+++ SUPPLIED MATERIAL

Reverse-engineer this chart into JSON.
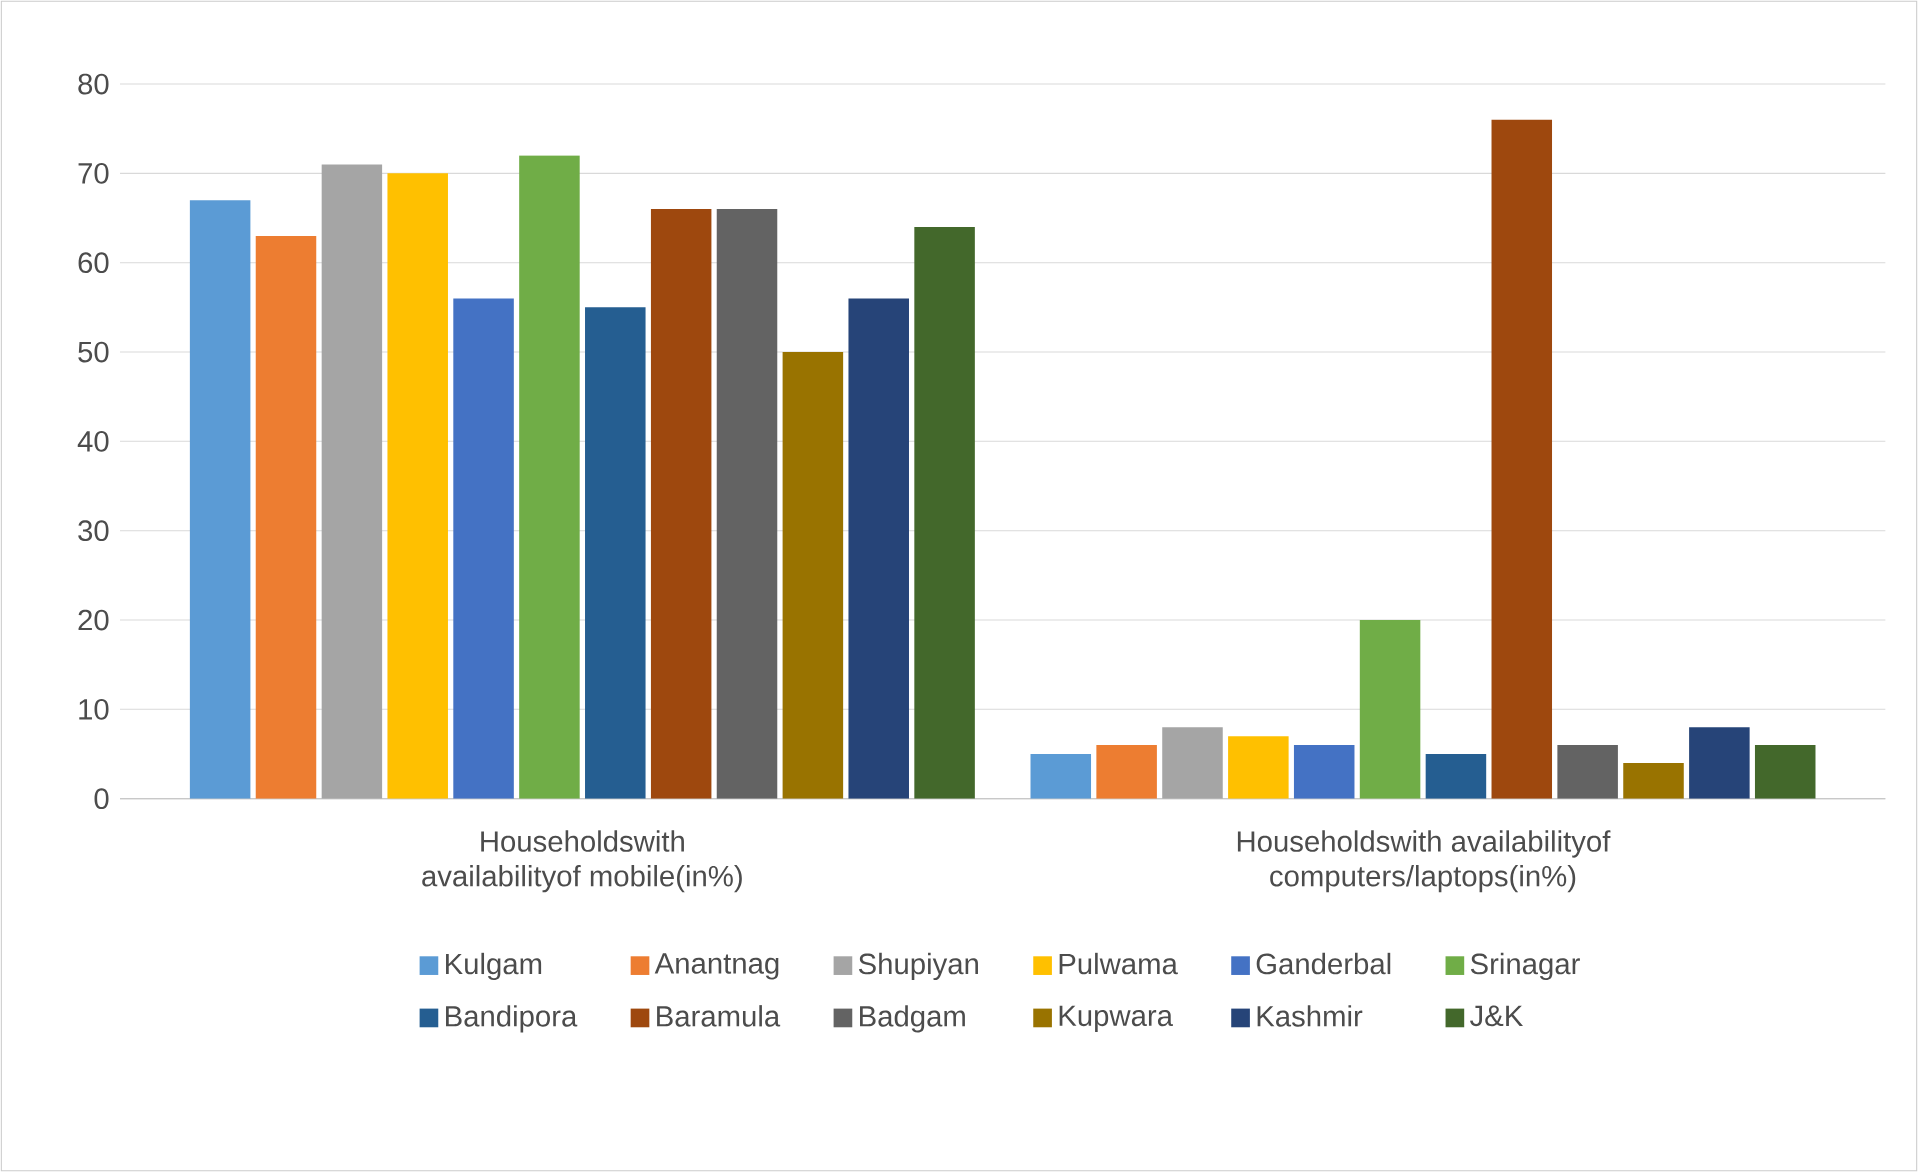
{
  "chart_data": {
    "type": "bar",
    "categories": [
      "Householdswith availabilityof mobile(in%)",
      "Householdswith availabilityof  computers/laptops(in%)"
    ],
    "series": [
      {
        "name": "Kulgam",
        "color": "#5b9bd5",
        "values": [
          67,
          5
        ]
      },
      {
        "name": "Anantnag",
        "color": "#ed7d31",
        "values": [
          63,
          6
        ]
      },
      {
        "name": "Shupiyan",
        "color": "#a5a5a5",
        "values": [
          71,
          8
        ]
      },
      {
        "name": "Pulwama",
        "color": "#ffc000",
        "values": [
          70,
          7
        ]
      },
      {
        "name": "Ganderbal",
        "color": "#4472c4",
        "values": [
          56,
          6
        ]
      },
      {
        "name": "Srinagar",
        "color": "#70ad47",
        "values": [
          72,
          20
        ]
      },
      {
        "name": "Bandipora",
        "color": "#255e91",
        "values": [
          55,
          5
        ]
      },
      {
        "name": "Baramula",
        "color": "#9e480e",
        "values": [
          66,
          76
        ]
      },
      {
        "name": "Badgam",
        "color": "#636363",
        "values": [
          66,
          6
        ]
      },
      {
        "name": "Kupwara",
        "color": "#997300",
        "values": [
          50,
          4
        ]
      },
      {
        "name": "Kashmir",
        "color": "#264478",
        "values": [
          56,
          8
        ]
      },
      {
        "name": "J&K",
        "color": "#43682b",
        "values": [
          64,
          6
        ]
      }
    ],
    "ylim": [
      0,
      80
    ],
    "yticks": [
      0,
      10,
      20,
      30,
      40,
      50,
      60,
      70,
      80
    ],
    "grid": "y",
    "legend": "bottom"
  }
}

++++++

**WHAT THE TASK ASKS:**
Check each line of the records above for the string "availabilityof", and report every line that has it.

**RESULT OF THIS TASK:**
      "Householdswith availabilityof mobile(in%)",
      "Householdswith availabilityof  computers/laptops(in%)"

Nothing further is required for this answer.